» **Work instructions**: In the entries below, find every line with "color" and copy it.

» **Exercise material**:
— START —
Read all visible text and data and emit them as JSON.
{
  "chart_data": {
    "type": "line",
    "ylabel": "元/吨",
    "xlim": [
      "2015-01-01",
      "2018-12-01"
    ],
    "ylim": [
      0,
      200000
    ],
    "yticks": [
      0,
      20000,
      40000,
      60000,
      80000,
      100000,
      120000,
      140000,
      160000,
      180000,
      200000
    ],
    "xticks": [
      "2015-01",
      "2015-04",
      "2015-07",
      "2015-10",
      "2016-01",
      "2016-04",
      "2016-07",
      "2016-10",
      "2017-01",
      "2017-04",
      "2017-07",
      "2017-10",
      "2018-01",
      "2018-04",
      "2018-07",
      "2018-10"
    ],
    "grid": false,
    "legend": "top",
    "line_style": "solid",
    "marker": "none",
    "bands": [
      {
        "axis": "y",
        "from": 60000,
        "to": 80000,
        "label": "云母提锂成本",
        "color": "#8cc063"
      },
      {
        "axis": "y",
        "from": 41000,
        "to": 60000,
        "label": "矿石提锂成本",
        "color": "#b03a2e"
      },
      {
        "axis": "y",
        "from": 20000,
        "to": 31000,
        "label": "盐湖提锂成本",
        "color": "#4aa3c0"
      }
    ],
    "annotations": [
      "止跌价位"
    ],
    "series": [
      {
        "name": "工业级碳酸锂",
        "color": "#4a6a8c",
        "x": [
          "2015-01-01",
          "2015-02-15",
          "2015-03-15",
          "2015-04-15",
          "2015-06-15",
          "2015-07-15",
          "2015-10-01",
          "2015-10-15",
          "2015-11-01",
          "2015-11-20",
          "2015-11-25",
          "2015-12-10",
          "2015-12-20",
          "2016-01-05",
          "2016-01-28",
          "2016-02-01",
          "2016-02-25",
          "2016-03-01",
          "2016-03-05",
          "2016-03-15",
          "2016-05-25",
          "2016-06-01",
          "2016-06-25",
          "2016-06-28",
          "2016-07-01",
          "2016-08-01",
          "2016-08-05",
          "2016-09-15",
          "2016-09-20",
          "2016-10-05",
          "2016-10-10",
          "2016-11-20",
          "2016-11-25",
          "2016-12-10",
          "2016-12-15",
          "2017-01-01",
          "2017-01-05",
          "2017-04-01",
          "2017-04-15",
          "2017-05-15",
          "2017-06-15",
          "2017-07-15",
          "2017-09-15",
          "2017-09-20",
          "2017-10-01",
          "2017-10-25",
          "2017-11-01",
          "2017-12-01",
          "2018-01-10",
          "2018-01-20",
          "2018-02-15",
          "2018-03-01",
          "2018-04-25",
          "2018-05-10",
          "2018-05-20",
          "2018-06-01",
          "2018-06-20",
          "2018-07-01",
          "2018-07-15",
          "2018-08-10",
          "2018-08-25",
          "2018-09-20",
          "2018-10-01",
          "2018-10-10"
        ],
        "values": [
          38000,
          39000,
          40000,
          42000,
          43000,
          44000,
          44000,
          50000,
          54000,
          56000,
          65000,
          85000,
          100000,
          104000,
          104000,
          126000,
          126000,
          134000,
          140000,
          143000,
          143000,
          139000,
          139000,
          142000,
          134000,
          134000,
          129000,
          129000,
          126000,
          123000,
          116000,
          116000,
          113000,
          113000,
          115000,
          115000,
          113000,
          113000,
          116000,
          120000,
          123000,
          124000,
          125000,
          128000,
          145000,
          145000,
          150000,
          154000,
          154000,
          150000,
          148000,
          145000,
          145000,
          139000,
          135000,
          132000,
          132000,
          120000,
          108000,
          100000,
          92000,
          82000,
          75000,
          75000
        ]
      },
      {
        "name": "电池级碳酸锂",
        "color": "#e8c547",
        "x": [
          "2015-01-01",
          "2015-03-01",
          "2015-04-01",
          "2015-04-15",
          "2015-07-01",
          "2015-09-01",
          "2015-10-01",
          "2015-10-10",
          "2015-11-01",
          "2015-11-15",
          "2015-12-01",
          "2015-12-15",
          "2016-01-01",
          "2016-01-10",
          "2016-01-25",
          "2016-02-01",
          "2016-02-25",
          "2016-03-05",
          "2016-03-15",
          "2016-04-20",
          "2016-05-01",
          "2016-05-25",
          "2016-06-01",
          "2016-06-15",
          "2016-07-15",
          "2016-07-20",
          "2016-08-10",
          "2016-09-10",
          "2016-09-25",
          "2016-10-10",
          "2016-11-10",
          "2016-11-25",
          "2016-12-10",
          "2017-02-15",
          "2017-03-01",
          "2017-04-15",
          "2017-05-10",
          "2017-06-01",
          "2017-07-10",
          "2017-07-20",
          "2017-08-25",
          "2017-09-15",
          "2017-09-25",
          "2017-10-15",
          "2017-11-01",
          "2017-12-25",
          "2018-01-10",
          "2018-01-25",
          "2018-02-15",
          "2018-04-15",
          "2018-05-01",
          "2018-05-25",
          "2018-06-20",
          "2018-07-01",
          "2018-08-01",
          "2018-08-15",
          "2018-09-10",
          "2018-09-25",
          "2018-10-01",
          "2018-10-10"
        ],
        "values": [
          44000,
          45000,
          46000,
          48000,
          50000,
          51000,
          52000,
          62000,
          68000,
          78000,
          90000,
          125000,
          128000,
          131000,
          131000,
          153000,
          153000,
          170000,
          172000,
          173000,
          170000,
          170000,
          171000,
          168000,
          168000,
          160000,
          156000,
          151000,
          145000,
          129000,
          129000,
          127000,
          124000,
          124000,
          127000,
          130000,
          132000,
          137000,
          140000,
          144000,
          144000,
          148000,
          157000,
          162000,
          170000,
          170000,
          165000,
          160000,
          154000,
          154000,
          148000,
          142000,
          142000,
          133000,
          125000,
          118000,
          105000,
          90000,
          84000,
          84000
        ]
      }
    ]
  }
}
— END —
» **Expected answer**:
        "color": "#8cc063"
        "color": "#b03a2e"
        "color": "#4aa3c0"
        "color": "#4a6a8c",
        "color": "#e8c547",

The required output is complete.